TASK GOAL: Repeat every line of the listing below exactly, minus the pictures.

DATASET EXCERPTS:
** Start **
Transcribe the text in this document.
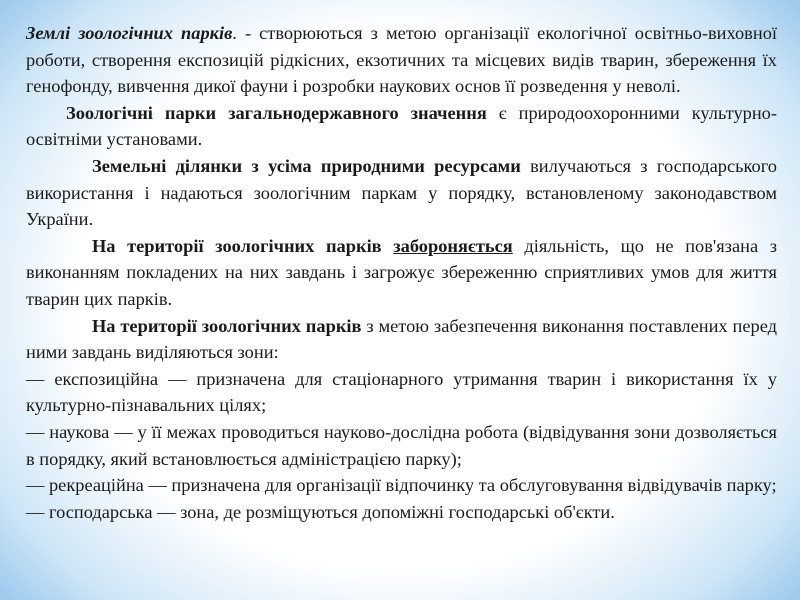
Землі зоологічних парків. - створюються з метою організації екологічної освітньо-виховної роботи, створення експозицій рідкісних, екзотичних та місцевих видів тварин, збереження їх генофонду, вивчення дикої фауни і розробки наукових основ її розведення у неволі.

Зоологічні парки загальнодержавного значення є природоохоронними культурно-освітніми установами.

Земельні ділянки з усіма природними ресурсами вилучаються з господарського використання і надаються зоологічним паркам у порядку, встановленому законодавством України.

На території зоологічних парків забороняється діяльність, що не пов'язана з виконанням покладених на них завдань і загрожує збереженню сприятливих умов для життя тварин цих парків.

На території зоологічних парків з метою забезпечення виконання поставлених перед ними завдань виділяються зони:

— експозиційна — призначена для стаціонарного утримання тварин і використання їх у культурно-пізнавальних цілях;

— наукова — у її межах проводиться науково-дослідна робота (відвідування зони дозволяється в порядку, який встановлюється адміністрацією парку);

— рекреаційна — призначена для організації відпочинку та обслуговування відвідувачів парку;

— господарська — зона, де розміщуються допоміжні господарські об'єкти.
** End **
SOLUTION:
Transcribe the text in this document.
Землі зоологічних парків. - створюються з метою організації екологічної освітньо-виховної роботи, створення експозицій рідкісних, екзотичних та місцевих видів тварин, збереження їх генофонду, вивчення дикої фауни і розробки наукових основ її розведення у неволі.

Зоологічні парки загальнодержавного значення є природоохоронними культурно-освітніми установами.

Земельні ділянки з усіма природними ресурсами вилучаються з господарського використання і надаються зоологічним паркам у порядку, встановленому законодавством України.

На території зоологічних парків забороняється діяльність, що не пов'язана з виконанням покладених на них завдань і загрожує збереженню сприятливих умов для життя тварин цих парків.

На території зоологічних парків з метою забезпечення виконання поставлених перед ними завдань виділяються зони:

— експозиційна — призначена для стаціонарного утримання тварин і використання їх у культурно-пізнавальних цілях;

— наукова — у її межах проводиться науково-дослідна робота (відвідування зони дозволяється в порядку, який встановлюється адміністрацією парку);

— рекреаційна — призначена для організації відпочинку та обслуговування відвідувачів парку;

— господарська — зона, де розміщуються допоміжні господарські об'єкти.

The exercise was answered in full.